Collected data entries:
--- start ---

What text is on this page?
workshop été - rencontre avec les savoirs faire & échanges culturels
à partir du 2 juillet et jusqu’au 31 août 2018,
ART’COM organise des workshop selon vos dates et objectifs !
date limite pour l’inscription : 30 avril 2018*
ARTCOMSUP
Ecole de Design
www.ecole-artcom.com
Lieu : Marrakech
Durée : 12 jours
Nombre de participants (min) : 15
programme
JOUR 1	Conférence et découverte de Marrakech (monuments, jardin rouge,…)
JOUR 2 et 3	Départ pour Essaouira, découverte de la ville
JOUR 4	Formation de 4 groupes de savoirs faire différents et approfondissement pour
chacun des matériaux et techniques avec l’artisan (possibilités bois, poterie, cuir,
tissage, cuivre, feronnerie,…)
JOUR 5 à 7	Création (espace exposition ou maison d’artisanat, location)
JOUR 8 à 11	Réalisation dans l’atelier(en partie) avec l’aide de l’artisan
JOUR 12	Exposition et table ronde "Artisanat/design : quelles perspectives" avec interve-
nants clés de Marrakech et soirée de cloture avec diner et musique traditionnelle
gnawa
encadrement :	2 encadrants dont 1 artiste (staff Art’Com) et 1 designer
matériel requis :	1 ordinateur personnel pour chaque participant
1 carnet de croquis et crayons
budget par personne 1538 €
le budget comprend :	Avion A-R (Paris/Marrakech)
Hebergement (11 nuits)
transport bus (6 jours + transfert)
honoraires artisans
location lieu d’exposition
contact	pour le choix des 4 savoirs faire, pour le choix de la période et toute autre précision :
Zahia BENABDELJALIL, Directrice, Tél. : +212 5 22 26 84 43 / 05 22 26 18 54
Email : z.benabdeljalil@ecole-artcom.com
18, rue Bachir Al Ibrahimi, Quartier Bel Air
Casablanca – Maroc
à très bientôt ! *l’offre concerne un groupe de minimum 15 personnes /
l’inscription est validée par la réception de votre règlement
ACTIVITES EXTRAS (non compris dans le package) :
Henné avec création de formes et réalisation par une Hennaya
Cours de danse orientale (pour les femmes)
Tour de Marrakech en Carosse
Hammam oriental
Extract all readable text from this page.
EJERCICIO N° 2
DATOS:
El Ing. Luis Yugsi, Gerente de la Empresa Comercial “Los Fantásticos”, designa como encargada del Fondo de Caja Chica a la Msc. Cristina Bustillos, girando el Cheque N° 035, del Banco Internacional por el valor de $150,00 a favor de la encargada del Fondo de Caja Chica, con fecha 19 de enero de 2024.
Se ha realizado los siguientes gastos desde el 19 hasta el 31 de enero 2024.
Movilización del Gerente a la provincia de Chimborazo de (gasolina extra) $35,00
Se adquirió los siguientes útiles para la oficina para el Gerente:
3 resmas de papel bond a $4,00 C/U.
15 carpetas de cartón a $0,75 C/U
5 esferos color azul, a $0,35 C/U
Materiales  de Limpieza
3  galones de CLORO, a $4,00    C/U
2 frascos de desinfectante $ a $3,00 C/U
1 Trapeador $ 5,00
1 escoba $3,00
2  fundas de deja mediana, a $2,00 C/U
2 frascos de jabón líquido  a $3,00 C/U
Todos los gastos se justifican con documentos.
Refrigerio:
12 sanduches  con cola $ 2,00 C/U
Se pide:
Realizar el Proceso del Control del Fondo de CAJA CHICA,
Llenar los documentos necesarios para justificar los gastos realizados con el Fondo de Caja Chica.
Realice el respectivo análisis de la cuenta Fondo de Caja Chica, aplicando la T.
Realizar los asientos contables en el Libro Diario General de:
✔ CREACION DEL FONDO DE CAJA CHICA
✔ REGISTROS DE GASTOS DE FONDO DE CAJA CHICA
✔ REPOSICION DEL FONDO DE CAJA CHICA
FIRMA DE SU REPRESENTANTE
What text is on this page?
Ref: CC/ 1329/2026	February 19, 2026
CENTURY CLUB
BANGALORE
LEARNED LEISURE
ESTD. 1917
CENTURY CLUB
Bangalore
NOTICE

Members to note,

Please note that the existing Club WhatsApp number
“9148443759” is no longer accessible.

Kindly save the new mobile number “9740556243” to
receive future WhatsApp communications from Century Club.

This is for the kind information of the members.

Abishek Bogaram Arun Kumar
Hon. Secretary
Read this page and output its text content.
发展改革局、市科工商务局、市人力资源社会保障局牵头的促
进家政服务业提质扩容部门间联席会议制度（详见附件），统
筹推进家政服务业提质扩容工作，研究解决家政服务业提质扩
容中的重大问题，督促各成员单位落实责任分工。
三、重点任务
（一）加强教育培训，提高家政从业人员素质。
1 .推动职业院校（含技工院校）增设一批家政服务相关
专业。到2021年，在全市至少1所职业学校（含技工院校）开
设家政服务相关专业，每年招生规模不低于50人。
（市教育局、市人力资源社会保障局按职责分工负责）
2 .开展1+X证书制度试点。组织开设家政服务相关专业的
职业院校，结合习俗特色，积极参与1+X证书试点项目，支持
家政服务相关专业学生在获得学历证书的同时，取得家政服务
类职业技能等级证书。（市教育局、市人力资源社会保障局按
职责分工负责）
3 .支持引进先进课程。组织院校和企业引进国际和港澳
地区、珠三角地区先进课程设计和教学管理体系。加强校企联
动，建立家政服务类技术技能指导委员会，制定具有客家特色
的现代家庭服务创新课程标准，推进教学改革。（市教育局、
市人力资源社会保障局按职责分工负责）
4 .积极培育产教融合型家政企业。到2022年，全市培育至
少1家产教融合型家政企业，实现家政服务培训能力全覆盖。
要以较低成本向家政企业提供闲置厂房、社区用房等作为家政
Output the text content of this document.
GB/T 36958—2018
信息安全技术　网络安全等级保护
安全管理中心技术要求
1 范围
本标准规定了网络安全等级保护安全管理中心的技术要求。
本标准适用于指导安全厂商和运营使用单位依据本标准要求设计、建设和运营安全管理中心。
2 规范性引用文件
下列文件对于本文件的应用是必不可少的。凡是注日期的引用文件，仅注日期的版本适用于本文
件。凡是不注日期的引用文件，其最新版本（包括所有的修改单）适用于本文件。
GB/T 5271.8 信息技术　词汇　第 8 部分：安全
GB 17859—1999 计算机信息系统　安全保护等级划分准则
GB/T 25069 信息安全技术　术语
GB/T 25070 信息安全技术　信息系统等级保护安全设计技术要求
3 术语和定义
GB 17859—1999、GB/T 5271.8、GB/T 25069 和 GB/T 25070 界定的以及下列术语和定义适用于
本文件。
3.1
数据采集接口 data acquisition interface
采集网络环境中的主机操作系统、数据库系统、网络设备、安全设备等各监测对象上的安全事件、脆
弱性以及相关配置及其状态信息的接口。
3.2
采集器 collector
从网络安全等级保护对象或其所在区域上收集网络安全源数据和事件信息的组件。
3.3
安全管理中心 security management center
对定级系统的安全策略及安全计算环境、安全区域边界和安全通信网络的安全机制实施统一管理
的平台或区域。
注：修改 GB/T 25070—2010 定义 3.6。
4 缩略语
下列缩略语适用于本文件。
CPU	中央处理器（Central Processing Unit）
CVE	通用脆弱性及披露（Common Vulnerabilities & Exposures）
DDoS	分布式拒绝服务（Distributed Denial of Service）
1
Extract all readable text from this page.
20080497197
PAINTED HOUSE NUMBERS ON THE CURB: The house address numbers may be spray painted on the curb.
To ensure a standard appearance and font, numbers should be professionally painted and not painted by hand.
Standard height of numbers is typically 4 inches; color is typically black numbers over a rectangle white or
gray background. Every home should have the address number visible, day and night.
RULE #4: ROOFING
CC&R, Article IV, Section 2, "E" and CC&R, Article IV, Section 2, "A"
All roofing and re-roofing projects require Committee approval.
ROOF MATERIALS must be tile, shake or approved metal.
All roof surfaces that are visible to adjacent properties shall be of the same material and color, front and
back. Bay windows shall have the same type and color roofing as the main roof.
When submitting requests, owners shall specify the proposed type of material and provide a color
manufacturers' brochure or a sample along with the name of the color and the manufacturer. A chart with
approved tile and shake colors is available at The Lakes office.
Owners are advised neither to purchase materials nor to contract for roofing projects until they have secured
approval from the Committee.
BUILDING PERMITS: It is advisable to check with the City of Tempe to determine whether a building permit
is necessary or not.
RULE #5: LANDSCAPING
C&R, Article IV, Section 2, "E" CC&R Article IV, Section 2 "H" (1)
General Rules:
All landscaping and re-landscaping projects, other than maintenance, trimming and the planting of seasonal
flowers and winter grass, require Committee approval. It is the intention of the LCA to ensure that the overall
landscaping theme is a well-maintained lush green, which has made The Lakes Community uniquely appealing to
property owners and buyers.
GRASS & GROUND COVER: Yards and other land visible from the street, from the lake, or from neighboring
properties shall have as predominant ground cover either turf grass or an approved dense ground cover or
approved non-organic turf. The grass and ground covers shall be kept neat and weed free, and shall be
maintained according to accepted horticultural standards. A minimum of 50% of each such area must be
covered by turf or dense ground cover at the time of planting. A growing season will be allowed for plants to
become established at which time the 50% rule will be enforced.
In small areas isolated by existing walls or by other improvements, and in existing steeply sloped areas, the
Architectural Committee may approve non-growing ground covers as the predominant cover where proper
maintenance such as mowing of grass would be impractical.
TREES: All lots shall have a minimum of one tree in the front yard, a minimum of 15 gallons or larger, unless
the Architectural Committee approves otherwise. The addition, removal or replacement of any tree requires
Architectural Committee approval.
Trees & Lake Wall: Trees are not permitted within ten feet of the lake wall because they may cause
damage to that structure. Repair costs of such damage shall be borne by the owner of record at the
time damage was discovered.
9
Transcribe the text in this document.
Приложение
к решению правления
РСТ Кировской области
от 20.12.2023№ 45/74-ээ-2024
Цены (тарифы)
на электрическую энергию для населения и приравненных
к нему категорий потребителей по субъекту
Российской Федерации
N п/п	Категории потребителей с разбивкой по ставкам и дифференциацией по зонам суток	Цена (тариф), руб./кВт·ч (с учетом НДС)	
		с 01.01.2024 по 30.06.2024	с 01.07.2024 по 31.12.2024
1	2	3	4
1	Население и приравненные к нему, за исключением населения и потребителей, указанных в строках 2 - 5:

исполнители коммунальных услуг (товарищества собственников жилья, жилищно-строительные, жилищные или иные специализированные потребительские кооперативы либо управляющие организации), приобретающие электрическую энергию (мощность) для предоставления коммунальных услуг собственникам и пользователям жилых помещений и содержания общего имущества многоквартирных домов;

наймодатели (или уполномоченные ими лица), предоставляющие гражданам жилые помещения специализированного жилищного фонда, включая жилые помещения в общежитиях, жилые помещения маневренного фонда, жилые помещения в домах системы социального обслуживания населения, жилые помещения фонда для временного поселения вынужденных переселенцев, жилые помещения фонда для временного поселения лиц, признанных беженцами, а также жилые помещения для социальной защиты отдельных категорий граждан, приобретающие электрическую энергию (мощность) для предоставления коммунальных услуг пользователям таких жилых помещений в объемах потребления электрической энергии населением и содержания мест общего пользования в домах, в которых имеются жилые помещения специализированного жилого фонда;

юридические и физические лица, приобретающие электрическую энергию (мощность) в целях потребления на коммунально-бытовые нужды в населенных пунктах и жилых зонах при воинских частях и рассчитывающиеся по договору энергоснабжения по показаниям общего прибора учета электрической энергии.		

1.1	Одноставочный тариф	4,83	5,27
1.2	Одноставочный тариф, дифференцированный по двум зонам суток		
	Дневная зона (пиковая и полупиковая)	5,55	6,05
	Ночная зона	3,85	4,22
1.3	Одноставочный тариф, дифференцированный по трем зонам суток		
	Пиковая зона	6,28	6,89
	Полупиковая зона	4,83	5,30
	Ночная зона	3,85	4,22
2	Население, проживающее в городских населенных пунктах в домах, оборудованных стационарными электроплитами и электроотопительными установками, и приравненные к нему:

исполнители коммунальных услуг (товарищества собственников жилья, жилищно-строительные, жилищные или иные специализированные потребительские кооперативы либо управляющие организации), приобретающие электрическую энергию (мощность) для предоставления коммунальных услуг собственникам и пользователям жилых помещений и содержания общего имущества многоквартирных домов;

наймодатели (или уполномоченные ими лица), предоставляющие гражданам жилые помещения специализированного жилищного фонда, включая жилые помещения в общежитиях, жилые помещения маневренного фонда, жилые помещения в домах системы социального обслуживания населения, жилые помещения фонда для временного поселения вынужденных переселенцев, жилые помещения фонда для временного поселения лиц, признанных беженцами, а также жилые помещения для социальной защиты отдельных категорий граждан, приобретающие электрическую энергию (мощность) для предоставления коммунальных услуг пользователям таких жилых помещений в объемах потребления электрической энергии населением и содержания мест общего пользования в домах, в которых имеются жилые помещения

--- end ---

Every line containing the string "приравненные" must be listed.

1	Население и приравненные к нему, за исключением населения и потребителей, указанных в строках 2 - 5:
2	Население, проживающее в городских населенных пунктах в домах, оборудованных стационарными электроплитами и электроотопительными установками, и приравненные к нему:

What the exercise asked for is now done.